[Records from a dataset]
----

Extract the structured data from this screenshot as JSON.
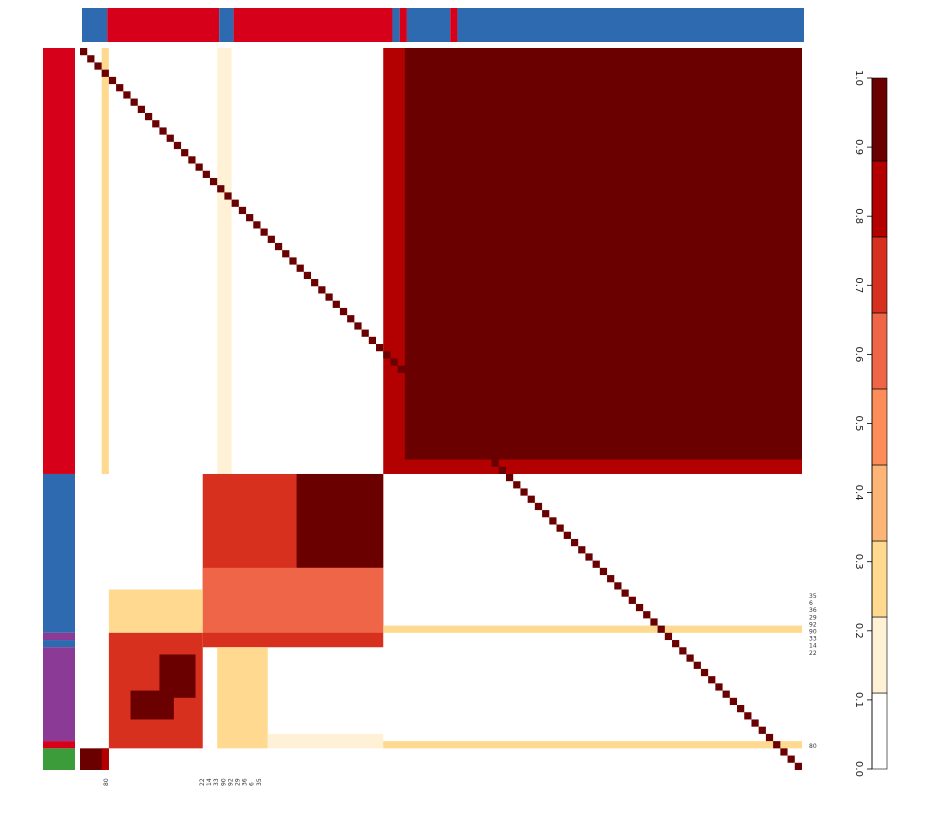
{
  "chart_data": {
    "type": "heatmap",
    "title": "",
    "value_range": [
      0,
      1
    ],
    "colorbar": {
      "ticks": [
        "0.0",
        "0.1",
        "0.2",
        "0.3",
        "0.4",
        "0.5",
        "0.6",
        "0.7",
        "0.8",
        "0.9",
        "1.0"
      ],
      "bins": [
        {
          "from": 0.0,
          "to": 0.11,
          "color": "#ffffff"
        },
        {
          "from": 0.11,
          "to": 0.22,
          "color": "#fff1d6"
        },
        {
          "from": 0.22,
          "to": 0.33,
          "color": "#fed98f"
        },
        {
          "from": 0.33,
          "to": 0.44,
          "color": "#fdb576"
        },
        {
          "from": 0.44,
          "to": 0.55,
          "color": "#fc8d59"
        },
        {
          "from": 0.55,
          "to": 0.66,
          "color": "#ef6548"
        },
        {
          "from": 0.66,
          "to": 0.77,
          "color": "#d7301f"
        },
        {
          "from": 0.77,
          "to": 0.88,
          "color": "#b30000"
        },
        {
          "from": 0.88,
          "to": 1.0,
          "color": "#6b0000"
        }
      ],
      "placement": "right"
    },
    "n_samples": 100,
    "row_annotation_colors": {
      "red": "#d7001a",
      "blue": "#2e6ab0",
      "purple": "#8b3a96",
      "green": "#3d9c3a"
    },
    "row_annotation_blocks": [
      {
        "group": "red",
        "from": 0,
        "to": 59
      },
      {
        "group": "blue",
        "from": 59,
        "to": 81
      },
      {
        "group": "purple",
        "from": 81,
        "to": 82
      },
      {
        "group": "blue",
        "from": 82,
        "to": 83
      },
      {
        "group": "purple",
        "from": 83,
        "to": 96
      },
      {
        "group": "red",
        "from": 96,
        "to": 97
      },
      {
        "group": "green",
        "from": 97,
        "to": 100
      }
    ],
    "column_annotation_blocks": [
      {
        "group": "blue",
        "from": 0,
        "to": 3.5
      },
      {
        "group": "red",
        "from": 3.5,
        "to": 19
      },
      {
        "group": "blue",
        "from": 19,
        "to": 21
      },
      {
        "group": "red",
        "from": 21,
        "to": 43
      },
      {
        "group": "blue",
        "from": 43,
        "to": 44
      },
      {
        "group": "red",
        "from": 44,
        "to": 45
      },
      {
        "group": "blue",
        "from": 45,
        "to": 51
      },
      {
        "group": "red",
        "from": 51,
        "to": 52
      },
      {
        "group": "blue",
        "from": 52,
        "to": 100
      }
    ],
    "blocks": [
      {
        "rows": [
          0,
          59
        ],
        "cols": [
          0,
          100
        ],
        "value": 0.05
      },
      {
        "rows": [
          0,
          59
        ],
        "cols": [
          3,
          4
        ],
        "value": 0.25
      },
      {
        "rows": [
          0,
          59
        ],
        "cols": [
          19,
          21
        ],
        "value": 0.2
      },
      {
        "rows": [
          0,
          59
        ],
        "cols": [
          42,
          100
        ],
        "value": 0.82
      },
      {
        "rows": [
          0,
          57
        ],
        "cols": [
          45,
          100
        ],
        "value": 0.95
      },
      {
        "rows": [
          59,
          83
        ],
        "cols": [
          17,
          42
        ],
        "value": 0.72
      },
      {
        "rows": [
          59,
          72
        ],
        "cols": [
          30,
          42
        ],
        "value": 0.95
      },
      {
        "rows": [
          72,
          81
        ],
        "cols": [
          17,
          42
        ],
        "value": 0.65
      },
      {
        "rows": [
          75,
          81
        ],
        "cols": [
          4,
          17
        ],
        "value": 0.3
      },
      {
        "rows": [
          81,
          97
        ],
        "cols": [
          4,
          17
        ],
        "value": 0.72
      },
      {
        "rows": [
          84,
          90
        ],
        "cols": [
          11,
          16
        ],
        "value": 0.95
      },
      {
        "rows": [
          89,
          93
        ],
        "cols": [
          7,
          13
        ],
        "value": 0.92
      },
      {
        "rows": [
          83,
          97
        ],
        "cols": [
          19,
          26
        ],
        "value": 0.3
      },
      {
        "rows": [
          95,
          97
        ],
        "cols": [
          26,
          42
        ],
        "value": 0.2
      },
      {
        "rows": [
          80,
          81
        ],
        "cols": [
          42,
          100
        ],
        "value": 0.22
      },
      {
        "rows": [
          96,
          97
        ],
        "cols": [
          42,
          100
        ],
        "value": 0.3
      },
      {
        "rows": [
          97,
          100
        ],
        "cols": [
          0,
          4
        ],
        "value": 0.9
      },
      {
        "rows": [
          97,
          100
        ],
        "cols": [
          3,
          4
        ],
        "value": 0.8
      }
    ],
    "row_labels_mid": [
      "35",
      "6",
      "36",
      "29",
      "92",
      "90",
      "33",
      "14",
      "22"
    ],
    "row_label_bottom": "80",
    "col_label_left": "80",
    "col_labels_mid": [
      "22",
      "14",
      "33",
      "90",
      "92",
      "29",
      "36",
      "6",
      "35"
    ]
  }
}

----

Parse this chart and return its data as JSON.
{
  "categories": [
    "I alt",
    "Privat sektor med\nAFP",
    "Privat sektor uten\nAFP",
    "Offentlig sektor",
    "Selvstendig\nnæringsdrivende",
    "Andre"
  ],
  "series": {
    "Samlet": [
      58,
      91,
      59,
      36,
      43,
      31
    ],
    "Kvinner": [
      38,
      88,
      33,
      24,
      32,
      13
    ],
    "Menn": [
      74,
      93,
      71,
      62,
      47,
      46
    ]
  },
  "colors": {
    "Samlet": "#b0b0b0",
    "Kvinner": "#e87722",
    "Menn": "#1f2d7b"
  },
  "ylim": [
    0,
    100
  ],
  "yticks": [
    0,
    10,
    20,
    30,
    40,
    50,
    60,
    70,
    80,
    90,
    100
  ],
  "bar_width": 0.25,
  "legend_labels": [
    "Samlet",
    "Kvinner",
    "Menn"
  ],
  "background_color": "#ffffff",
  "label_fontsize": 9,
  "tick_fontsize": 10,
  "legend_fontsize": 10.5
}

----

● **Instruction**
Copy out every line in the listing where the word "sektor" appears.

● **Task output**
    "Privat sektor med\nAFP",
    "Privat sektor uten\nAFP",
    "Offentlig sektor",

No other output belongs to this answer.